Write out the whole of the material exactly.
** Start Given data **
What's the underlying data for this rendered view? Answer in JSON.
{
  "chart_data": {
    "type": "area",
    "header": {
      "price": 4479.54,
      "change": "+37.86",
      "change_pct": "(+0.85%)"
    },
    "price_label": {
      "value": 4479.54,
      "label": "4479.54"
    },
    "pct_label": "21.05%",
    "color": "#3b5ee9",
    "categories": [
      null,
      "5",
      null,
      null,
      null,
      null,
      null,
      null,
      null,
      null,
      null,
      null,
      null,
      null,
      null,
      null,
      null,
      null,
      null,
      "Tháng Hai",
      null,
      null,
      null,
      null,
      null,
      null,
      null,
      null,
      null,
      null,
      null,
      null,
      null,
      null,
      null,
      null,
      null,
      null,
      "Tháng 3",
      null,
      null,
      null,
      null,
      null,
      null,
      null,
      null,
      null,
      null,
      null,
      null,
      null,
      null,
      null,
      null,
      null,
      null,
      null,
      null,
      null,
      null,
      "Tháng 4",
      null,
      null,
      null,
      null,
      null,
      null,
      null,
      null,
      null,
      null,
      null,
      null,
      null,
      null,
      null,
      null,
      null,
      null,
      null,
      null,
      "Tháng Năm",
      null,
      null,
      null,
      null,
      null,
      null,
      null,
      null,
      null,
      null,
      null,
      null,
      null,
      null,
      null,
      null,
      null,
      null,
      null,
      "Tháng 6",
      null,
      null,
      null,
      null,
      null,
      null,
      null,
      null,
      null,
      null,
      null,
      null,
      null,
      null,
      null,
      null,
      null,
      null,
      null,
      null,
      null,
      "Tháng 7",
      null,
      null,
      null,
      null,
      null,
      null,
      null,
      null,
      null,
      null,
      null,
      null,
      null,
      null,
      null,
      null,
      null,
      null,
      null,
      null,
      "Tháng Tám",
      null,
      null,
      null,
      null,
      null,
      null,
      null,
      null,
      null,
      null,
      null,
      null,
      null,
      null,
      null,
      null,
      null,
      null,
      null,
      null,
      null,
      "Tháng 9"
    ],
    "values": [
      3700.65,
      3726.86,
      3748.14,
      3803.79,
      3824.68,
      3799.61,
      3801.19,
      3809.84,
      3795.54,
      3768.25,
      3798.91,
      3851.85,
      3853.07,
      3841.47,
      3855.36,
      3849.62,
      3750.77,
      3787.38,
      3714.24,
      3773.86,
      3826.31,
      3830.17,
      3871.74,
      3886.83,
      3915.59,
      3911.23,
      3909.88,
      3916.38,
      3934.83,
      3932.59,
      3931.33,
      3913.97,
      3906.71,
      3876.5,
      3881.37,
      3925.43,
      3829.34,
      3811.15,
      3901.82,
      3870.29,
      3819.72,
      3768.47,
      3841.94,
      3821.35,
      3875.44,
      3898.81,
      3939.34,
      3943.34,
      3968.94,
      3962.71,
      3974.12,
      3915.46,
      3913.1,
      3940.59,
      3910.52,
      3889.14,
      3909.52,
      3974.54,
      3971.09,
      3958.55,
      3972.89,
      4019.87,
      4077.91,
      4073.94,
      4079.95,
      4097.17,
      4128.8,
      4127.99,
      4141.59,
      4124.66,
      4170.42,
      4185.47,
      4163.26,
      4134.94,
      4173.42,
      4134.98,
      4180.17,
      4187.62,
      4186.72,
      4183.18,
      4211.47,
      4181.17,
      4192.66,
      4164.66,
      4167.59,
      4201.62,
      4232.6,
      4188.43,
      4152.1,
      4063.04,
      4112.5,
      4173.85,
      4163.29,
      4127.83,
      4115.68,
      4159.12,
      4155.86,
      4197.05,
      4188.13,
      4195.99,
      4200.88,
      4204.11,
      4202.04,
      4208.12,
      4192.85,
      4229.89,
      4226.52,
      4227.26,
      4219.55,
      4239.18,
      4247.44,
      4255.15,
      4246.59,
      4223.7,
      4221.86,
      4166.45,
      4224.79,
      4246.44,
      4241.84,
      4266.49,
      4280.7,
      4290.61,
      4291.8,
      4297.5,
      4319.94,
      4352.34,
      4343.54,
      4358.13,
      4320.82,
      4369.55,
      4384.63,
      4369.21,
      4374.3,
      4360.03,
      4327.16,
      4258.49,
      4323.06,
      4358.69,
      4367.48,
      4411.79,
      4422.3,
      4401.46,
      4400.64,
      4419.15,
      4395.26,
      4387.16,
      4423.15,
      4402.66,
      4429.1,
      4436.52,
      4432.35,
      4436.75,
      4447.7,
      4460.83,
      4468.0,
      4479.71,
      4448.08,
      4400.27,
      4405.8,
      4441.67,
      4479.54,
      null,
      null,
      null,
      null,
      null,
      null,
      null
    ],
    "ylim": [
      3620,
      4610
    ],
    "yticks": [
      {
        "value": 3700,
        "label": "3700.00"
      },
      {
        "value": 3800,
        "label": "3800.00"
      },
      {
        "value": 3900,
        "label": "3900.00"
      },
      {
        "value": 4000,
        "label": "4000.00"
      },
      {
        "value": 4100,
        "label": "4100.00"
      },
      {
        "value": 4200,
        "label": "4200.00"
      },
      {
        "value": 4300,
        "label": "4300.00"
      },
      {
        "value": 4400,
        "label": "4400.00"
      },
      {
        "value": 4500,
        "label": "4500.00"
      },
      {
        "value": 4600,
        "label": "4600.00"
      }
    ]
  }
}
** End Given data **
| The output |
What's the underlying data for this rendered view? Answer in JSON.
{
  "chart_data": {
    "type": "area",
    "header": {
      "price": 4479.54,
      "change": "+37.86",
      "change_pct": "(+0.85%)"
    },
    "price_label": {
      "value": 4479.54,
      "label": "4479.54"
    },
    "pct_label": "21.05%",
    "color": "#3b5ee9",
    "categories": [
      null,
      "5",
      null,
      null,
      null,
      null,
      null,
      null,
      null,
      null,
      null,
      null,
      null,
      null,
      null,
      null,
      null,
      null,
      null,
      "Tháng Hai",
      null,
      null,
      null,
      null,
      null,
      null,
      null,
      null,
      null,
      null,
      null,
      null,
      null,
      null,
      null,
      null,
      null,
      null,
      "Tháng 3",
      null,
      null,
      null,
      null,
      null,
      null,
      null,
      null,
      null,
      null,
      null,
      null,
      null,
      null,
      null,
      null,
      null,
      null,
      null,
      null,
      null,
      null,
      "Tháng 4",
      null,
      null,
      null,
      null,
      null,
      null,
      null,
      null,
      null,
      null,
      null,
      null,
      null,
      null,
      null,
      null,
      null,
      null,
      null,
      null,
      "Tháng Năm",
      null,
      null,
      null,
      null,
      null,
      null,
      null,
      null,
      null,
      null,
      null,
      null,
      null,
      null,
      null,
      null,
      null,
      null,
      null,
      "Tháng 6",
      null,
      null,
      null,
      null,
      null,
      null,
      null,
      null,
      null,
      null,
      null,
      null,
      null,
      null,
      null,
      null,
      null,
      null,
      null,
      null,
      null,
      "Tháng 7",
      null,
      null,
      null,
      null,
      null,
      null,
      null,
      null,
      null,
      null,
      null,
      null,
      null,
      null,
      null,
      null,
      null,
      null,
      null,
      null,
      "Tháng Tám",
      null,
      null,
      null,
      null,
      null,
      null,
      null,
      null,
      null,
      null,
      null,
      null,
      null,
      null,
      null,
      null,
      null,
      null,
      null,
      null,
      null,
      "Tháng 9"
    ],
    "values": [
      3700.65,
      3726.86,
      3748.14,
      3803.79,
      3824.68,
      3799.61,
      3801.19,
      3809.84,
      3795.54,
      3768.25,
      3798.91,
      3851.85,
      3853.07,
      3841.47,
      3855.36,
      3849.62,
      3750.77,
      3787.38,
      3714.24,
      3773.86,
      3826.31,
      3830.17,
      3871.74,
      3886.83,
      3915.59,
      3911.23,
      3909.88,
      3916.38,
      3934.83,
      3932.59,
      3931.33,
      3913.97,
      3906.71,
      3876.5,
      3881.37,
      3925.43,
      3829.34,
      3811.15,
      3901.82,
      3870.29,
      3819.72,
      3768.47,
      3841.94,
      3821.35,
      3875.44,
      3898.81,
      3939.34,
      3943.34,
      3968.94,
      3962.71,
      3974.12,
      3915.46,
      3913.1,
      3940.59,
      3910.52,
      3889.14,
      3909.52,
      3974.54,
      3971.09,
      3958.55,
      3972.89,
      4019.87,
      4077.91,
      4073.94,
      4079.95,
      4097.17,
      4128.8,
      4127.99,
      4141.59,
      4124.66,
      4170.42,
      4185.47,
      4163.26,
      4134.94,
      4173.42,
      4134.98,
      4180.17,
      4187.62,
      4186.72,
      4183.18,
      4211.47,
      4181.17,
      4192.66,
      4164.66,
      4167.59,
      4201.62,
      4232.6,
      4188.43,
      4152.1,
      4063.04,
      4112.5,
      4173.85,
      4163.29,
      4127.83,
      4115.68,
      4159.12,
      4155.86,
      4197.05,
      4188.13,
      4195.99,
      4200.88,
      4204.11,
      4202.04,
      4208.12,
      4192.85,
      4229.89,
      4226.52,
      4227.26,
      4219.55,
      4239.18,
      4247.44,
      4255.15,
      4246.59,
      4223.7,
      4221.86,
      4166.45,
      4224.79,
      4246.44,
      4241.84,
      4266.49,
      4280.7,
      4290.61,
      4291.8,
      4297.5,
      4319.94,
      4352.34,
      4343.54,
      4358.13,
      4320.82,
      4369.55,
      4384.63,
      4369.21,
      4374.3,
      4360.03,
      4327.16,
      4258.49,
      4323.06,
      4358.69,
      4367.48,
      4411.79,
      4422.3,
      4401.46,
      4400.64,
      4419.15,
      4395.26,
      4387.16,
      4423.15,
      4402.66,
      4429.1,
      4436.52,
      4432.35,
      4436.75,
      4447.7,
      4460.83,
      4468.0,
      4479.71,
      4448.08,
      4400.27,
      4405.8,
      4441.67,
      4479.54,
      null,
      null,
      null,
      null,
      null,
      null,
      null
    ],
    "ylim": [
      3620,
      4610
    ],
    "yticks": [
      {
        "value": 3700,
        "label": "3700.00"
      },
      {
        "value": 3800,
        "label": "3800.00"
      },
      {
        "value": 3900,
        "label": "3900.00"
      },
      {
        "value": 4000,
        "label": "4000.00"
      },
      {
        "value": 4100,
        "label": "4100.00"
      },
      {
        "value": 4200,
        "label": "4200.00"
      },
      {
        "value": 4300,
        "label": "4300.00"
      },
      {
        "value": 4400,
        "label": "4400.00"
      },
      {
        "value": 4500,
        "label": "4500.00"
      },
      {
        "value": 4600,
        "label": "4600.00"
      }
    ]
  }
}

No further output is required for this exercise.